Request: Extract each line from the entries below that has the string "screenshot" in it.
==============================
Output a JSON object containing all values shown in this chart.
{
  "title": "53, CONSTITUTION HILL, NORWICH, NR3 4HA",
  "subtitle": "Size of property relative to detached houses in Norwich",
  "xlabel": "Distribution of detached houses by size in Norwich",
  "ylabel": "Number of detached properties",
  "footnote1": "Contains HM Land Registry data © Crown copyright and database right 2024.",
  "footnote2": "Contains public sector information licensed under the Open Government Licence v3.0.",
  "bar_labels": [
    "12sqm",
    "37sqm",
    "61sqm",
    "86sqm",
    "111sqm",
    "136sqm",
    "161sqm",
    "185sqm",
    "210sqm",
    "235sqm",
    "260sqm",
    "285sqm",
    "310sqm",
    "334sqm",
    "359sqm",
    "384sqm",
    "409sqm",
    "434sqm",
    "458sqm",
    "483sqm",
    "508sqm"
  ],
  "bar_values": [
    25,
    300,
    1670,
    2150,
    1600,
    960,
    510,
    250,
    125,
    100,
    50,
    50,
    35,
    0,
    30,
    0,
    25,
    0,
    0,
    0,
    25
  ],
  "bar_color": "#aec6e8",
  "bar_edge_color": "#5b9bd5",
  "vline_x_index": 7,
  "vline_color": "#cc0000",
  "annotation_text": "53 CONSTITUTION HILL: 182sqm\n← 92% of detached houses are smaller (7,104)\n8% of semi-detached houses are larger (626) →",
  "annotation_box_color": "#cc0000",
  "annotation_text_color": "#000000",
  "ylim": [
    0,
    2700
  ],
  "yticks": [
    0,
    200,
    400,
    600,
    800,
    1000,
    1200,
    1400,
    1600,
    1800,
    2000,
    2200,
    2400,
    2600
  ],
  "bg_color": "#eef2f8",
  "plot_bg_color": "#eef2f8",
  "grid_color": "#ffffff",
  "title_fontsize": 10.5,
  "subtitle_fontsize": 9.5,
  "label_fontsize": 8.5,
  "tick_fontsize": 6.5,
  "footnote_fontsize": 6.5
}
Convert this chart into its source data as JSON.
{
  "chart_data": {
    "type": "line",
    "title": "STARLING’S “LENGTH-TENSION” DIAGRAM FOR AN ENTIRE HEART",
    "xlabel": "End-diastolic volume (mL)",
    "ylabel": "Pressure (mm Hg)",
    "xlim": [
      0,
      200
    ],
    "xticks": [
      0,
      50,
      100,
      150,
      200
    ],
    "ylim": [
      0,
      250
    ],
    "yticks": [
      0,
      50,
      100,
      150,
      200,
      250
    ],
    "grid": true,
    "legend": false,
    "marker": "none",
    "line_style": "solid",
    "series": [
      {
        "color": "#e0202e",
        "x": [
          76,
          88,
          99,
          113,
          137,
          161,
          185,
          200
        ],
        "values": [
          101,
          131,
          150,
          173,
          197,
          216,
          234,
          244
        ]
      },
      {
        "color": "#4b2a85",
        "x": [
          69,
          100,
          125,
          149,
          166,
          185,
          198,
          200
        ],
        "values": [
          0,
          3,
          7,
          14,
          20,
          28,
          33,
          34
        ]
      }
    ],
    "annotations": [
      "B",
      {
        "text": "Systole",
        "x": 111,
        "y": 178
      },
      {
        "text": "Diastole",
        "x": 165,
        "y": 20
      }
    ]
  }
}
==============================
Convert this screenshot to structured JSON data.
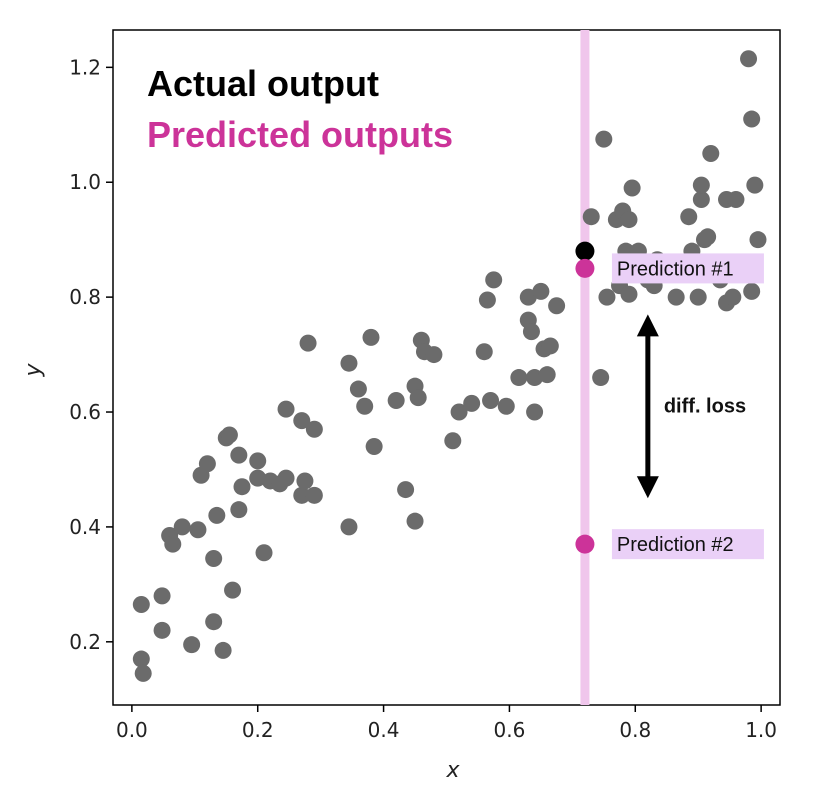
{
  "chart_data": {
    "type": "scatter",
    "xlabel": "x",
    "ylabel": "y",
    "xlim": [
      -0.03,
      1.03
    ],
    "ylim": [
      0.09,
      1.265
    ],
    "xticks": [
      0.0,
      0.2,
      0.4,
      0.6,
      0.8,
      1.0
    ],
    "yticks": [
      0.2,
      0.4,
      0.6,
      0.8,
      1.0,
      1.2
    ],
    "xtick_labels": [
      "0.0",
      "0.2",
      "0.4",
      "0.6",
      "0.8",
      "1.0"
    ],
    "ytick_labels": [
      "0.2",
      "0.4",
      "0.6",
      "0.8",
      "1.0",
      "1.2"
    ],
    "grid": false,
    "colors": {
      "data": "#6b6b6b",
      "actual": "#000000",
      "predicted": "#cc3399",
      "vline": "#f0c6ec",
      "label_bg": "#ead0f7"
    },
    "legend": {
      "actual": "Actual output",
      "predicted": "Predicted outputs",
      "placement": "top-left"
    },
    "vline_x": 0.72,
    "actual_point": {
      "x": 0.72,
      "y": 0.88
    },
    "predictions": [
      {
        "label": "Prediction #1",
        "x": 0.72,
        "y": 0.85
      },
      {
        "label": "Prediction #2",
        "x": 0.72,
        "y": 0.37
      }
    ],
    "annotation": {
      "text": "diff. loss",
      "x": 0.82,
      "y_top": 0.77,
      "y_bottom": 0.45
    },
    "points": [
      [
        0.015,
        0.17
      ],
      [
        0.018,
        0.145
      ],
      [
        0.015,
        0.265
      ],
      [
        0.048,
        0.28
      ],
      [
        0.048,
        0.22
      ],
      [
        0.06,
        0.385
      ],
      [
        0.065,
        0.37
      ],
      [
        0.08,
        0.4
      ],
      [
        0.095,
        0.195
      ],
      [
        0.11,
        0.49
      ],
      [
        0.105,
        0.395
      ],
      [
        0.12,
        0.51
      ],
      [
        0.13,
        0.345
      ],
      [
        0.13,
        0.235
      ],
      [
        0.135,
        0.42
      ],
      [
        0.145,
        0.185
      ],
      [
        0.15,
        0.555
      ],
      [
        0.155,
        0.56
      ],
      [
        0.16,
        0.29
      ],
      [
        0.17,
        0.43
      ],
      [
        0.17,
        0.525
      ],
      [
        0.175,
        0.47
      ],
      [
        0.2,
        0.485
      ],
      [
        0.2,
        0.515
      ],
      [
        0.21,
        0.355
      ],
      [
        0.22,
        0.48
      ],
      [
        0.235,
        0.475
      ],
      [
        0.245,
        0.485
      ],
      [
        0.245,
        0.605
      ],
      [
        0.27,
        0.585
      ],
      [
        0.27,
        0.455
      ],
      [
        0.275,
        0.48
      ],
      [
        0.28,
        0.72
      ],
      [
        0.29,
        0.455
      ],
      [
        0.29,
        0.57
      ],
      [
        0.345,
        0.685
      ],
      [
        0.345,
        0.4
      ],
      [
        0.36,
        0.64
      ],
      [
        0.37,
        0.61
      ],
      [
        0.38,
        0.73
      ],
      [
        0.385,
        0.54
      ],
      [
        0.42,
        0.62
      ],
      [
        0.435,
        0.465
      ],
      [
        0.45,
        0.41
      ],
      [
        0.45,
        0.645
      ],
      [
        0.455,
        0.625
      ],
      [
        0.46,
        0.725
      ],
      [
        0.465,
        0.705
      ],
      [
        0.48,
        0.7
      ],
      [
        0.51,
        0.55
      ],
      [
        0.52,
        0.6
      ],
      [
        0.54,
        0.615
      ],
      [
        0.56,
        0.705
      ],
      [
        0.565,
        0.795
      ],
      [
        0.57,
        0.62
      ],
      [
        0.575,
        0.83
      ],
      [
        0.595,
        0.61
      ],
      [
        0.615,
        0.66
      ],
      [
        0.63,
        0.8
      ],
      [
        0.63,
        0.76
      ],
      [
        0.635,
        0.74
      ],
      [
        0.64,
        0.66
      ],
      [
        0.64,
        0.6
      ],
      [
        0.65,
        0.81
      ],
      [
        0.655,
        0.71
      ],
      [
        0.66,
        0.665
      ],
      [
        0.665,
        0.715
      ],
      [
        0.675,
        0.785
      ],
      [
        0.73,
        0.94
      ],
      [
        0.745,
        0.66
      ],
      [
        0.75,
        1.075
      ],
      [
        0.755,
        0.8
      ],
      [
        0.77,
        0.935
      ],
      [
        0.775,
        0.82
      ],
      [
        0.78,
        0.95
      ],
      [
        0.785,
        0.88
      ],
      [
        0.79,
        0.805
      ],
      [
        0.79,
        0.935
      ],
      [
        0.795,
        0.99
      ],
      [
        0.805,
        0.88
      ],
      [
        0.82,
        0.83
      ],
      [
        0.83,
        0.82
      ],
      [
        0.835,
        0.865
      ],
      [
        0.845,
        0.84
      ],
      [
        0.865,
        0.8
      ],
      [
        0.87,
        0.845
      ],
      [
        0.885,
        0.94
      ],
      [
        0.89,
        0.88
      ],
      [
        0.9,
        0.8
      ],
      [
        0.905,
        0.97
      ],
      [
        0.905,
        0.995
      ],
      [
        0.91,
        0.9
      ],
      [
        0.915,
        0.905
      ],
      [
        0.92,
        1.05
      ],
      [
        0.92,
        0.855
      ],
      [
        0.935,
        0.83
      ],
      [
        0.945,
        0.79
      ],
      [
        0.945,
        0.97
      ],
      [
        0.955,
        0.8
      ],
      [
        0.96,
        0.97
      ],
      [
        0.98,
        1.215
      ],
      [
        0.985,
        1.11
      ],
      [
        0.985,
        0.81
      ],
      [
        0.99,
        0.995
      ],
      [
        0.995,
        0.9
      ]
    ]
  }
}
==============================
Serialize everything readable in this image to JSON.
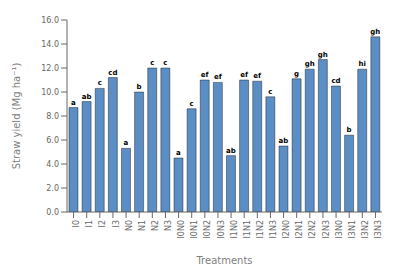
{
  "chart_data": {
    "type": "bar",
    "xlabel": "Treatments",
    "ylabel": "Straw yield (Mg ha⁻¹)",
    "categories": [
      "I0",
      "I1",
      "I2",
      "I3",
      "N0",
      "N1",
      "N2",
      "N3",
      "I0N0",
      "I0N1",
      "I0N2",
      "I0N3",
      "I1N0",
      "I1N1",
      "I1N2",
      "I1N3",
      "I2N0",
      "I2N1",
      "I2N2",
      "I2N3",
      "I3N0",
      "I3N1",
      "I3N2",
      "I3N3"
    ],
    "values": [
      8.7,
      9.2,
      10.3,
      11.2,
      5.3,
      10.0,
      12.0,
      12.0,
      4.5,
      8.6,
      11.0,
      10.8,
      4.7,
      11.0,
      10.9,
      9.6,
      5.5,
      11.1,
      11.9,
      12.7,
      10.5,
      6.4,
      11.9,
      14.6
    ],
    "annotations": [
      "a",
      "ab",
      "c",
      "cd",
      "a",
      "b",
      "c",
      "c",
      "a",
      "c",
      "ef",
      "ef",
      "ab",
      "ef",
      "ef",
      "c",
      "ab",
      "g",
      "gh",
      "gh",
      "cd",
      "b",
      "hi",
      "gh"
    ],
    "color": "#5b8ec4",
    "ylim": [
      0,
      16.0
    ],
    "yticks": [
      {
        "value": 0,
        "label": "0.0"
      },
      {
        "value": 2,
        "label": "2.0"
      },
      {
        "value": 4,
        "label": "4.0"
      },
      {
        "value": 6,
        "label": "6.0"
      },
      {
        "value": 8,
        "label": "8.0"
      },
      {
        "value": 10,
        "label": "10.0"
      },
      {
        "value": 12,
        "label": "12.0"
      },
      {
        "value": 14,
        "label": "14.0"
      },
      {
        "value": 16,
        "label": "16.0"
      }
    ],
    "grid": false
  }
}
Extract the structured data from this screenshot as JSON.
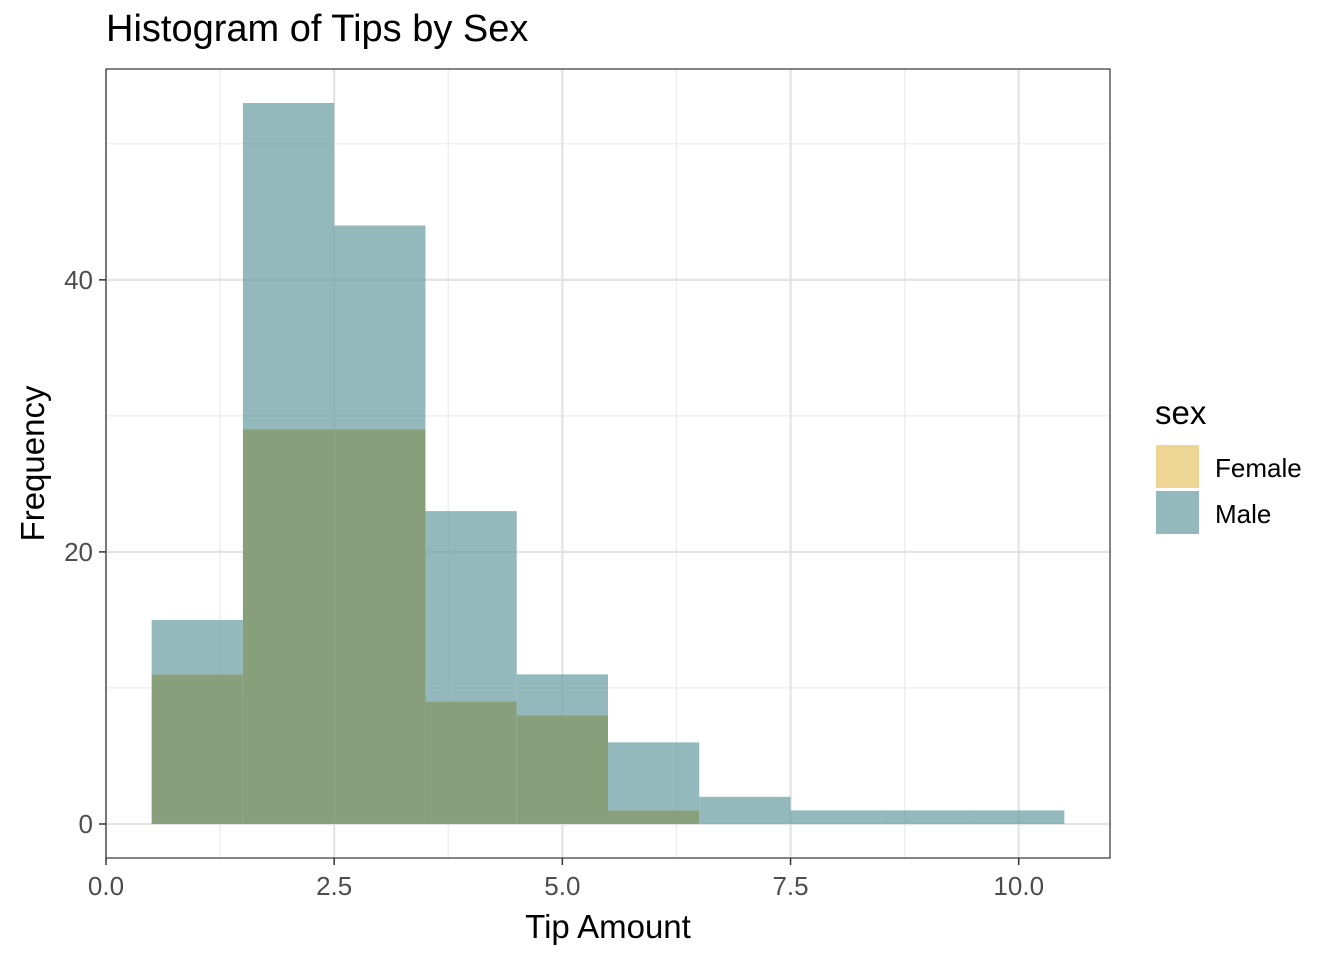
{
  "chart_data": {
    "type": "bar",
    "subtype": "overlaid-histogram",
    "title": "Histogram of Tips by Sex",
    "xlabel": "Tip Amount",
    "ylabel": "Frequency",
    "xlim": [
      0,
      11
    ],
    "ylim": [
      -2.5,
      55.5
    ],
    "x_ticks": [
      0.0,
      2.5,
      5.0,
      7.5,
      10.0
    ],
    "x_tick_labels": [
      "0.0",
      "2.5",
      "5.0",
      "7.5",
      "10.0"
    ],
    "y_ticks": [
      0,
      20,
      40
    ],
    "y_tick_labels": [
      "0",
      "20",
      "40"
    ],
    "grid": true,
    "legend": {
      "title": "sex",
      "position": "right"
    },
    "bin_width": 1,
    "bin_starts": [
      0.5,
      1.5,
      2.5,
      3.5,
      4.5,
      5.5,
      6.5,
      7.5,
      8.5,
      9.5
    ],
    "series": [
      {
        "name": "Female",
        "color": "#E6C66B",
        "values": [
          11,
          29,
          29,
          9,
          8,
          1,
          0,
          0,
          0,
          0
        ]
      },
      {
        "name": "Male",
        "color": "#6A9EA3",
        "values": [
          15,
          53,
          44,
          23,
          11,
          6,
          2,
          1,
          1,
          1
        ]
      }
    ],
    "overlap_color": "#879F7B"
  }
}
==============================
Exercise solution:
Convert this screenshot to structured JSON data.
Extract the structured data from this screenshot as JSON.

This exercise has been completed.